From the entries that follow, list every line in which the string "this" appears.

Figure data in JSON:
** start **

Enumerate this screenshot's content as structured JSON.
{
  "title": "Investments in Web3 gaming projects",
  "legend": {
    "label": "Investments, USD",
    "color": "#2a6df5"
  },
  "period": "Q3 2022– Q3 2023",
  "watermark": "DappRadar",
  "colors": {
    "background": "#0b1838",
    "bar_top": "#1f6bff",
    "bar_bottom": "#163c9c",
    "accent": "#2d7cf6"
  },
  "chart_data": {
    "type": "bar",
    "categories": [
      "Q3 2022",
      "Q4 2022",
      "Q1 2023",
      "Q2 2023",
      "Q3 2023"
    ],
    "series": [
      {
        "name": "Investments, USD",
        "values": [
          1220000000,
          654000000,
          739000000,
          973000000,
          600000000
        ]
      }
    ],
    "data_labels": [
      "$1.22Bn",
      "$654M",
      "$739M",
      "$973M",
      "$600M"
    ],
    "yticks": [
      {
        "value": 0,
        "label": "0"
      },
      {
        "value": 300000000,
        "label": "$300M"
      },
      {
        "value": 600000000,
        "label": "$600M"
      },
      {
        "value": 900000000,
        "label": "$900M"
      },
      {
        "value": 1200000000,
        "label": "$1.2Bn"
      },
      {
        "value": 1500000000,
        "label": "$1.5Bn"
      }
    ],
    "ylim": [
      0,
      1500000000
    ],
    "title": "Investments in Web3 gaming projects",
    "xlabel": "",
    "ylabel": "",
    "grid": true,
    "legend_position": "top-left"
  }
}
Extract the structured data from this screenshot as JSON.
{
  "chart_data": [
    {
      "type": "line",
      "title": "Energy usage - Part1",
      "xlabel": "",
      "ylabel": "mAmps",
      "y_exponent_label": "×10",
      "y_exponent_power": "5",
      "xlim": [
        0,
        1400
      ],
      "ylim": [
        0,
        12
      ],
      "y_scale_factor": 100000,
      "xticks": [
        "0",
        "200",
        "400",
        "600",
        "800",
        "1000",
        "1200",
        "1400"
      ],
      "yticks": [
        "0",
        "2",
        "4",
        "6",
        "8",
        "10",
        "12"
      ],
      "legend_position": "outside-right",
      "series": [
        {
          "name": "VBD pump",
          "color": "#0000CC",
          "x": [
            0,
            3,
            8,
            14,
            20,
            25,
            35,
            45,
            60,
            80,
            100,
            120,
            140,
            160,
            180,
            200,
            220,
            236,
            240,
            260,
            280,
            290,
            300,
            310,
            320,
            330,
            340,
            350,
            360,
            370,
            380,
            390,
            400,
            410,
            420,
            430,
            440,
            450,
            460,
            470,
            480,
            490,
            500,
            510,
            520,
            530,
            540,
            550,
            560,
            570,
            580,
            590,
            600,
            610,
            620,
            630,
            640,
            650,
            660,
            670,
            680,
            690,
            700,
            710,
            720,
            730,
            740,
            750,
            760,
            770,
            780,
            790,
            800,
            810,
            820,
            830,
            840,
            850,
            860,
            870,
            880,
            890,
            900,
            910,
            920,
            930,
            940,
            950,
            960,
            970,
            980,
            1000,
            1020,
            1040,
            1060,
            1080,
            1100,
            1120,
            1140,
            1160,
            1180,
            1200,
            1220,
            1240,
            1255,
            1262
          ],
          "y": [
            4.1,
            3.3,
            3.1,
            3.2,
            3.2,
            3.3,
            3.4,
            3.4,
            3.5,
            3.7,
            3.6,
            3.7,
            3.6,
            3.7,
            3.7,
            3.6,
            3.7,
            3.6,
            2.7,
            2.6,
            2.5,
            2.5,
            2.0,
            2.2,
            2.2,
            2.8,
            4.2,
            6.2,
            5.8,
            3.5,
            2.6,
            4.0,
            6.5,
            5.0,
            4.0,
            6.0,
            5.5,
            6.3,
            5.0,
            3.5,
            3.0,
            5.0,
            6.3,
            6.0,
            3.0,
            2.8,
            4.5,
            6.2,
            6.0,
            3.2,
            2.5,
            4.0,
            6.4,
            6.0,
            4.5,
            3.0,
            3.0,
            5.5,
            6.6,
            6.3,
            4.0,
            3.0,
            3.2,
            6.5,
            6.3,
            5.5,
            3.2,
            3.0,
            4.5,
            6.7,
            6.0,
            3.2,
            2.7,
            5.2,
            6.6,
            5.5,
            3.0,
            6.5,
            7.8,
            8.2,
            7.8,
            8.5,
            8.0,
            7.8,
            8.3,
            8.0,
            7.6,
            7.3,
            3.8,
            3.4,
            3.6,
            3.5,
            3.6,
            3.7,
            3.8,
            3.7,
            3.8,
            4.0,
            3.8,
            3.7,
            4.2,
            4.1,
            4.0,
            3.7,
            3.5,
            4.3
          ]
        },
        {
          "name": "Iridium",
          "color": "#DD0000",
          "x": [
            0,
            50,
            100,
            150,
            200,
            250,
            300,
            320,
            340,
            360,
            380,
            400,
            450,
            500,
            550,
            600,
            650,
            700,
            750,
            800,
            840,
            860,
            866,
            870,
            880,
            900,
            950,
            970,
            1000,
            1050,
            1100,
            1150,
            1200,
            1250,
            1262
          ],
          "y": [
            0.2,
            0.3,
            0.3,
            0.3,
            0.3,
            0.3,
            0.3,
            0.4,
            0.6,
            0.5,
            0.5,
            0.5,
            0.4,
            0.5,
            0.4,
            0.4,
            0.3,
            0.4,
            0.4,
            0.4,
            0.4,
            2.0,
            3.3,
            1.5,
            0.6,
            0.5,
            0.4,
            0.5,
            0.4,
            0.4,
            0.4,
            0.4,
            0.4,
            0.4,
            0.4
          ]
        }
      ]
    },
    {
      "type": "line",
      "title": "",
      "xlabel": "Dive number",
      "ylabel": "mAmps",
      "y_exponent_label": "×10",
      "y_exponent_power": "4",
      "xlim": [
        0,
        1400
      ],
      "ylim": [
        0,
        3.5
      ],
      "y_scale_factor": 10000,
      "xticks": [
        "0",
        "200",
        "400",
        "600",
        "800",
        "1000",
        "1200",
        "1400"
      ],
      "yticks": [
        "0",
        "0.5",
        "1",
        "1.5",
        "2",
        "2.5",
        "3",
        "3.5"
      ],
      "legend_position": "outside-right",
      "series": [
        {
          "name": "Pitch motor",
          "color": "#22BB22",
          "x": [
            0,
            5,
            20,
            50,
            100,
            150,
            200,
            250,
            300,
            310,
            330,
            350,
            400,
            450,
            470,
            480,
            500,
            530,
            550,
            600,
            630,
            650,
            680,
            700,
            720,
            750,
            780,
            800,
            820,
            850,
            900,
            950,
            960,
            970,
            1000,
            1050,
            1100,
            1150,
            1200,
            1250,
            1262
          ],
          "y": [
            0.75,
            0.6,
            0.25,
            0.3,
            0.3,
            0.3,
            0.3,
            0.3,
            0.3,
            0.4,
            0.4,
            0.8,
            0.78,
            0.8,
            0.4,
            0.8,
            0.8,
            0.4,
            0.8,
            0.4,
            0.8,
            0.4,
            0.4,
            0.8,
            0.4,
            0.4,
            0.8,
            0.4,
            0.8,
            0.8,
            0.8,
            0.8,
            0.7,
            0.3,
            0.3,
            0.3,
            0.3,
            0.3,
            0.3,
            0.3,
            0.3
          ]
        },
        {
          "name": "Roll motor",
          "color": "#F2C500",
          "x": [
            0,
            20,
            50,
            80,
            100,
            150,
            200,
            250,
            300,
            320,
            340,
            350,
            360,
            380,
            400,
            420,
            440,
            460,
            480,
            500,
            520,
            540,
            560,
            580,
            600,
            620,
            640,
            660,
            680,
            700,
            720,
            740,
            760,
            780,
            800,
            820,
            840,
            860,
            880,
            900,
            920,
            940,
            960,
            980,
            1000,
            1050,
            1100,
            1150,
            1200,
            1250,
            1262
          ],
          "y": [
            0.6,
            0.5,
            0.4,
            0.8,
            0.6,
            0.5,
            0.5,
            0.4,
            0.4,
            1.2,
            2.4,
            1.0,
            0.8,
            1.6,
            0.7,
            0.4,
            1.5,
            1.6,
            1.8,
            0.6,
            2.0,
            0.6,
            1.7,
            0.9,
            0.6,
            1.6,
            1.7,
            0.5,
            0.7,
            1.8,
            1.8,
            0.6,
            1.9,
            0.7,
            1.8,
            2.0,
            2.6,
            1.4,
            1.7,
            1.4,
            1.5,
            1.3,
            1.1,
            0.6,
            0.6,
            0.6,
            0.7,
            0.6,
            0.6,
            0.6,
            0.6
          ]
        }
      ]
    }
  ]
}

** end **

Full solution:
Enumerate this screenshot's content as structured JSON.
Extract the structured data from this screenshot as JSON.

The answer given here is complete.